Going through the material below, please gather all lines with the word "structured" in them.

» DATA PROVIDED:
---------------

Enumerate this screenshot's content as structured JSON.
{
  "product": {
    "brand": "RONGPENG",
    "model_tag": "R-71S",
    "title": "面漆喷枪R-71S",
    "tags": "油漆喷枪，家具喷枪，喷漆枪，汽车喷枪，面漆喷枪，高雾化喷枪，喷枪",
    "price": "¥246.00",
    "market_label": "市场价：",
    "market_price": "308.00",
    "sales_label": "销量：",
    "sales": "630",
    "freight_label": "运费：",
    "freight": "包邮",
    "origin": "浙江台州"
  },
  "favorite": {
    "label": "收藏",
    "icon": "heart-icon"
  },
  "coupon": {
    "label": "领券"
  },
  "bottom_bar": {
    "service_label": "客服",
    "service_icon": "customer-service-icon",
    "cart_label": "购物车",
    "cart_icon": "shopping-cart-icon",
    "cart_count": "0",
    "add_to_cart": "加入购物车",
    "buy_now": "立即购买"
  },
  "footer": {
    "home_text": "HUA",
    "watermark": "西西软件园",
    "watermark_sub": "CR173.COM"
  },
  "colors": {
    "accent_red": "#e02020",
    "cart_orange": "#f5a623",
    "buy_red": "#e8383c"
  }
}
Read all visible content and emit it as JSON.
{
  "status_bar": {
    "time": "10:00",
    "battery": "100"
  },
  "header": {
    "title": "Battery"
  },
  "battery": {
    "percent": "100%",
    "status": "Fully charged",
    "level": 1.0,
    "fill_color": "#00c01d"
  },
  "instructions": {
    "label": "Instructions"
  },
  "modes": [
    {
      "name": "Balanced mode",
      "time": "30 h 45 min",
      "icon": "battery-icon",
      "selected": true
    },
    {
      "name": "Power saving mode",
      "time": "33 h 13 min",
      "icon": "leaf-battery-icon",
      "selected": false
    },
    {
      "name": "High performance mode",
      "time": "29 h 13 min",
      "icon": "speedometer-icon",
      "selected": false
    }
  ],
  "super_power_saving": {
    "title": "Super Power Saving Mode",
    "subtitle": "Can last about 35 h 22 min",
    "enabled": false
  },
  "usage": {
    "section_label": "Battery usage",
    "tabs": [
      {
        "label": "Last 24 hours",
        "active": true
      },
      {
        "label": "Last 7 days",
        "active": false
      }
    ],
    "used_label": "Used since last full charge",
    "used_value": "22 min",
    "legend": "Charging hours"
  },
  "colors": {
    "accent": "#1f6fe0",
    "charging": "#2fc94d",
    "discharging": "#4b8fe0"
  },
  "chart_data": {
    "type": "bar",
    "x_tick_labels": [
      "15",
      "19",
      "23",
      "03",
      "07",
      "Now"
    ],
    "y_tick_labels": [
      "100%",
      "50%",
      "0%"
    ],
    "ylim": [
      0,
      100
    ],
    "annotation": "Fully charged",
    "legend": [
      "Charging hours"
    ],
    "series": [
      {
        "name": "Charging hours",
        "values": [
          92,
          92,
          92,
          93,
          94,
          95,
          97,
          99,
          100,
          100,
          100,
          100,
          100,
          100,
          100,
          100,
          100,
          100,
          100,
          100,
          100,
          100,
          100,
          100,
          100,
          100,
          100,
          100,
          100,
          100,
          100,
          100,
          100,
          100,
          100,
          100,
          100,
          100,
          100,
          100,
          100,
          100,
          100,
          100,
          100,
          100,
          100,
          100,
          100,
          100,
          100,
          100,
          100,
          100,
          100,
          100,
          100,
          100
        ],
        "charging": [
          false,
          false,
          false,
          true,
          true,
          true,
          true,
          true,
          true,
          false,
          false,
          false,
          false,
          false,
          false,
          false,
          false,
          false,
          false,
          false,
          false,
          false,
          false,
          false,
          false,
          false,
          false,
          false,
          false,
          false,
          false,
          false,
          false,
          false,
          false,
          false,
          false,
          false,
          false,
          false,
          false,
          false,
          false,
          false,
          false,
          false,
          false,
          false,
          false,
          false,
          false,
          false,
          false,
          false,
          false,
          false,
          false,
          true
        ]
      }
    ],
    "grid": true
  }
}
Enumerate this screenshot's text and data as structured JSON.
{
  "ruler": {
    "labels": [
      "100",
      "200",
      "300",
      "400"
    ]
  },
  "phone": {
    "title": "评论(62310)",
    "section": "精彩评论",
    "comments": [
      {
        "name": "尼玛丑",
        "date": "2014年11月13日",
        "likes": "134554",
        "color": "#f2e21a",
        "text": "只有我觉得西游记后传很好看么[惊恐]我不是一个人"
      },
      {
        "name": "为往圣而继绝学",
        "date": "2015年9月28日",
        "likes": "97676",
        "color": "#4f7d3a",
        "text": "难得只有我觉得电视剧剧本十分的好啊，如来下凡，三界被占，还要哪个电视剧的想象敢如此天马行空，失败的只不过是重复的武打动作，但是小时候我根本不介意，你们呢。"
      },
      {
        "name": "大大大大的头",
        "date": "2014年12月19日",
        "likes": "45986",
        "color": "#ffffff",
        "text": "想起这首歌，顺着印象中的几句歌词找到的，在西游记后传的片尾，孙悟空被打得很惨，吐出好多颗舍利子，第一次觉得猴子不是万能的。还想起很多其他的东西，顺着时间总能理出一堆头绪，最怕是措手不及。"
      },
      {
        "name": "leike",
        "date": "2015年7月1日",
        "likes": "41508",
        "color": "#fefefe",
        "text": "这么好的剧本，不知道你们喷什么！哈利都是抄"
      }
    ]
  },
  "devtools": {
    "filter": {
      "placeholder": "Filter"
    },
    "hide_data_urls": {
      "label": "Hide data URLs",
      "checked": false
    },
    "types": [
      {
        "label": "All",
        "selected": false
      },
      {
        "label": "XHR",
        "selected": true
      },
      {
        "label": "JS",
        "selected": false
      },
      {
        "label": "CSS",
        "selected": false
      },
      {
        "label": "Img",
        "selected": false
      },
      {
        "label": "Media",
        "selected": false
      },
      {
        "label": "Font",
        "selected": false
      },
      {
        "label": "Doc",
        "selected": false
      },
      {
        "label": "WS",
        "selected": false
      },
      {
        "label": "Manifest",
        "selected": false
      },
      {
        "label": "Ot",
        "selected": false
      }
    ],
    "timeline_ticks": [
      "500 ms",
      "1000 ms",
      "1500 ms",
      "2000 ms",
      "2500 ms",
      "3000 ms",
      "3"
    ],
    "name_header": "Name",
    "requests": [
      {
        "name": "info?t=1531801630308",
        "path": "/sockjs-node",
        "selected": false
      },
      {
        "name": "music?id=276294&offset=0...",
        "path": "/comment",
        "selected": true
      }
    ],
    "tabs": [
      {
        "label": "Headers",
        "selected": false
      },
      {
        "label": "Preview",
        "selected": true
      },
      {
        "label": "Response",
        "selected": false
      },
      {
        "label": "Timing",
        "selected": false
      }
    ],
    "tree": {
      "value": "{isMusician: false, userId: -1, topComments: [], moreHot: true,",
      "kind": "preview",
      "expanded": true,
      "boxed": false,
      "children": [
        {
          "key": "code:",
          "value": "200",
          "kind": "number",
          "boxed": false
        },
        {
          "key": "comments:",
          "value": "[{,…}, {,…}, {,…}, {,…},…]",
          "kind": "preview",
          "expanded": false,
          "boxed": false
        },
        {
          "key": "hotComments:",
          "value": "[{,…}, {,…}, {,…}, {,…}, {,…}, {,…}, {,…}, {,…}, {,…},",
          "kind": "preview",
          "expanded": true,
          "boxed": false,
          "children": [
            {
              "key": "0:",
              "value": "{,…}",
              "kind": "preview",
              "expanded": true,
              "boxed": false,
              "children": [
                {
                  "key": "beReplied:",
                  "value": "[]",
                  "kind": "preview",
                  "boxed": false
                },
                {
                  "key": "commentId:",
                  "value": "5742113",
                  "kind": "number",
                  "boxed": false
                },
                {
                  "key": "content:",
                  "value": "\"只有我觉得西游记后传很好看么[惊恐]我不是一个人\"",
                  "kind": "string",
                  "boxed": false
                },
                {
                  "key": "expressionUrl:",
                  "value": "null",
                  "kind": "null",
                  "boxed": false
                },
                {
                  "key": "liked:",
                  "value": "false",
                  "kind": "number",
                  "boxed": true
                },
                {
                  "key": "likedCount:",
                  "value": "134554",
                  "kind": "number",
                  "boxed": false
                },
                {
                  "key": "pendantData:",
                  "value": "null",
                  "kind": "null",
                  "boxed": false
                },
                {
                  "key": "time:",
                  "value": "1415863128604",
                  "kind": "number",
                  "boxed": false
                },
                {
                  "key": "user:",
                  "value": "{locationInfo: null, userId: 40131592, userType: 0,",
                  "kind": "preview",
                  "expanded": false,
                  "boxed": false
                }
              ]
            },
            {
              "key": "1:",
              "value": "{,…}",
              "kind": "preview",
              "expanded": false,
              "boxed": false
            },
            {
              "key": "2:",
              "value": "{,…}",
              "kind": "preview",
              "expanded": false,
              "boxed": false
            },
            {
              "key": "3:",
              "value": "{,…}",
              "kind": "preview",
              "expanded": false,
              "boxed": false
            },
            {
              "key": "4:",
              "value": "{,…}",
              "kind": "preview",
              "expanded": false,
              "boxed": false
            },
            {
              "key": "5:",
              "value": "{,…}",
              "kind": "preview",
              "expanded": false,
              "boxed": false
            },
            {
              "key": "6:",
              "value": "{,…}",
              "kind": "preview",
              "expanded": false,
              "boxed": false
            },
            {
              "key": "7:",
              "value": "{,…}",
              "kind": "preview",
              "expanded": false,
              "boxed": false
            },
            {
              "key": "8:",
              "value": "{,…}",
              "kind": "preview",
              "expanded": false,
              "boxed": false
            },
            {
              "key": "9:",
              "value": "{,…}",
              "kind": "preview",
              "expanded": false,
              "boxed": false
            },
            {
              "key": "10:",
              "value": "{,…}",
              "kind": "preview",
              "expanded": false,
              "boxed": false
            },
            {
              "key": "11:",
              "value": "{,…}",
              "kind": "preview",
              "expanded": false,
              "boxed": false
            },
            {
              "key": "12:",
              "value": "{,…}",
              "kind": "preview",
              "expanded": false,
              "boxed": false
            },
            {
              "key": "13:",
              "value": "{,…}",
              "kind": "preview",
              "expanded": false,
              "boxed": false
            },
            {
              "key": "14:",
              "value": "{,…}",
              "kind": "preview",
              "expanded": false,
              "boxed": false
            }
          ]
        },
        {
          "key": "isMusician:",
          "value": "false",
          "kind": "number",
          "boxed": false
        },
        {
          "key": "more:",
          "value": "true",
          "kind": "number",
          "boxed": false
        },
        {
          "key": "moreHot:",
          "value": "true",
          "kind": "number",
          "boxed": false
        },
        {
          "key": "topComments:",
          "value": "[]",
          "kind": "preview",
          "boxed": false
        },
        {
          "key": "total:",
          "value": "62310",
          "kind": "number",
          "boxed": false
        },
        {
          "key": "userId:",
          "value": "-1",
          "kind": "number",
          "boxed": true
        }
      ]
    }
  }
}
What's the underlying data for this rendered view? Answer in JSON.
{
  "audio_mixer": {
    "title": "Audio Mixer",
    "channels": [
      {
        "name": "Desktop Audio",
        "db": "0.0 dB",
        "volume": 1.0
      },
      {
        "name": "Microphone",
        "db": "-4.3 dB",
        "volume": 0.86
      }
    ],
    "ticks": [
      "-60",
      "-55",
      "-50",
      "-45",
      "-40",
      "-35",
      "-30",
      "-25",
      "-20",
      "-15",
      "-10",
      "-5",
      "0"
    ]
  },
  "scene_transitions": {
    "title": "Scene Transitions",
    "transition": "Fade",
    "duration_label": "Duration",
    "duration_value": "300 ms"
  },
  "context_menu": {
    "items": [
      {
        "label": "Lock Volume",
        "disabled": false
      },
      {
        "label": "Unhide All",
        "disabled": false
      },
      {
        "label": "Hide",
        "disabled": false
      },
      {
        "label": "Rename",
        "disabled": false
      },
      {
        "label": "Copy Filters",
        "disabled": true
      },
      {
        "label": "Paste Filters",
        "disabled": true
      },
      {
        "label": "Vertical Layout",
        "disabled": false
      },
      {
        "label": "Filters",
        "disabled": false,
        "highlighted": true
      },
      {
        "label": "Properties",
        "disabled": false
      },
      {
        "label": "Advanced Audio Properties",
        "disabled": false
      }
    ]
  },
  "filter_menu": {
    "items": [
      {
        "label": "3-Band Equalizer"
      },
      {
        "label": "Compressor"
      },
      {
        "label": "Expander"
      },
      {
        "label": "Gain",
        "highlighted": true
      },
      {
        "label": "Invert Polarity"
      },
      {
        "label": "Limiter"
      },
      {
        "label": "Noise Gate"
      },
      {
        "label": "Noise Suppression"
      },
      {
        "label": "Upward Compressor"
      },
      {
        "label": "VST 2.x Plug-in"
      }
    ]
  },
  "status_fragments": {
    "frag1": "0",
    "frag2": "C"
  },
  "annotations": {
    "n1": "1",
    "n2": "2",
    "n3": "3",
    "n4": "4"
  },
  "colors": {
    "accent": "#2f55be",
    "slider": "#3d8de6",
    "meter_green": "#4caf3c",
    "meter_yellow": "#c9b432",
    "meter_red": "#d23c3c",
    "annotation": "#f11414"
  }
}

---------------

» TASK SOLUTION:
Enumerate this screenshot's content as structured JSON.
Enumerate this screenshot's text and data as structured JSON.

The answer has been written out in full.